Идентификации с агрессором - В 1936 году Анна Фрейд описала особую форму в книге «Сфера Я и механизмы защиты»: идентифицирование с агрессором. Здесь происходит обмен ролями: тот, на кого нападали, сам становится агрессором. Происходит интроекция нападавшего человека, а сам виновный, критикуемый, подвергавшийся нападению индивидуум проецируется вовне.

Интеграция – появление новой функции из ранее не связанного набора функций и реакций.

Конденсация- мышление первичного процесса обнаруживает конденсацию и смещение, т.е. образы часто сливаются и легко могут заменять и символизировать друг друга; этот процесс использует подвижную энергию, игнорирует категории пространства и времени и управляется принципом удовольствия, т.е. уменьшает неудовольствие инстинктного напряжения путем галлюцинаторного исполнения желания (см. также галлюцинация). В топографических формулировках- это способ мышления, действующий в Ид.

Обращение против себя - Согласно Freud (1915), инстинкт может подвергаться превратностям четырех видов: а) обращению в свою противоположность, обычно - замене активной роли на пассивную; б) повороту против себя, т.е. использованию себя в качестве инстинктного объекта; в) вытеснению – этот термин в 1915 г. охватывал все защитные механизмы, описанные позднее, и г) сублимации, в результате которой инстинктная энергия в конечном итоге разряжается в действиях, лишь символически связанных с первичной инстинктной целью.

Перевод пассивного в активное - изменение импульса, превращение его из активного – в пассивный (и наоборот) – либо смена его направления (на себя с другого, или на другого с себя), например, садизм – может перейти в мазохизм, или мазохизм – в садизм

Привязанность в общей форме можно определить как «близкую связь между двумя людьми, не зависящую от их местонахождения, длящуюся во времени и служащую источником их эмоциональной близости»
────────────────
> [УСЛОВИЕ ЗАДАЧИ]
Воспроизведите дословно часть отрывка о психоаналитических понятиях от слов «Конденсация- мышление первичного» до слов «действующий в Ид.» включительно. Перечень никак не связан с отрывком.

> [ПРЕДОСТАВЛЕННЫЙ ПЕРЕЧЕНЬ]
────────────────
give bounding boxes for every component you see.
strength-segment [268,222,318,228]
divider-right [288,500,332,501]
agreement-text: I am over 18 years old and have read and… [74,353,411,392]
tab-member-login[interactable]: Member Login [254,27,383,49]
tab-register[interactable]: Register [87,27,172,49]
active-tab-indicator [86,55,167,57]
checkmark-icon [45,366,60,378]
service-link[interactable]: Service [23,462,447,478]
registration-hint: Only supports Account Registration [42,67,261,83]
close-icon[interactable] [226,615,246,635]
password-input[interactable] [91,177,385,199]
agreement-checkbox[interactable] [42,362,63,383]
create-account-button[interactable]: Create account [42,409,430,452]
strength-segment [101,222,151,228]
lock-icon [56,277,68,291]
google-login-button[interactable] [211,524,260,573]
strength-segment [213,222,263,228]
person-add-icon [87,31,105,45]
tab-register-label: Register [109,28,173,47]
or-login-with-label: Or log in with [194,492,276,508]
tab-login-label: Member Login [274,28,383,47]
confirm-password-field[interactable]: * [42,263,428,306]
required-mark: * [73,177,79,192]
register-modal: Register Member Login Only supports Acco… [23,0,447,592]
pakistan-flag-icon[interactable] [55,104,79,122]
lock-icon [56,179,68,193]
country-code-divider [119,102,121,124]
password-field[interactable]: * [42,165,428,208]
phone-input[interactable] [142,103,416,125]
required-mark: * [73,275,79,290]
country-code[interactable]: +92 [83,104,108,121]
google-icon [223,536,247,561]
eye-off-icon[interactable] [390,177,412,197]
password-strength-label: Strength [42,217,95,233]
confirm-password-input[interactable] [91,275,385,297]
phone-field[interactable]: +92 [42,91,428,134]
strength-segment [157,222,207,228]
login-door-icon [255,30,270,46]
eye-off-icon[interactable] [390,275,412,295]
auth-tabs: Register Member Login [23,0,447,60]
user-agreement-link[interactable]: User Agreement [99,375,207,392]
────────────────
> [ПИСЬМЕННЫЙ ОТВЕТ]
Конденсация- мышление первичного процесса обнаруживает конденсацию и смещение, т.е. образы часто сливаются и легко могут заменять и символизировать друг друга; этот процесс использует подвижную энергию, игнорирует категории пространства и времени и управляется принципом удовольствия, т.е. уменьшает неудовольствие инстинктного напряжения путем галлюцинаторного исполнения желания (см. также галлюцинация). В топографических формулировках- это способ мышления, действующий в Ид.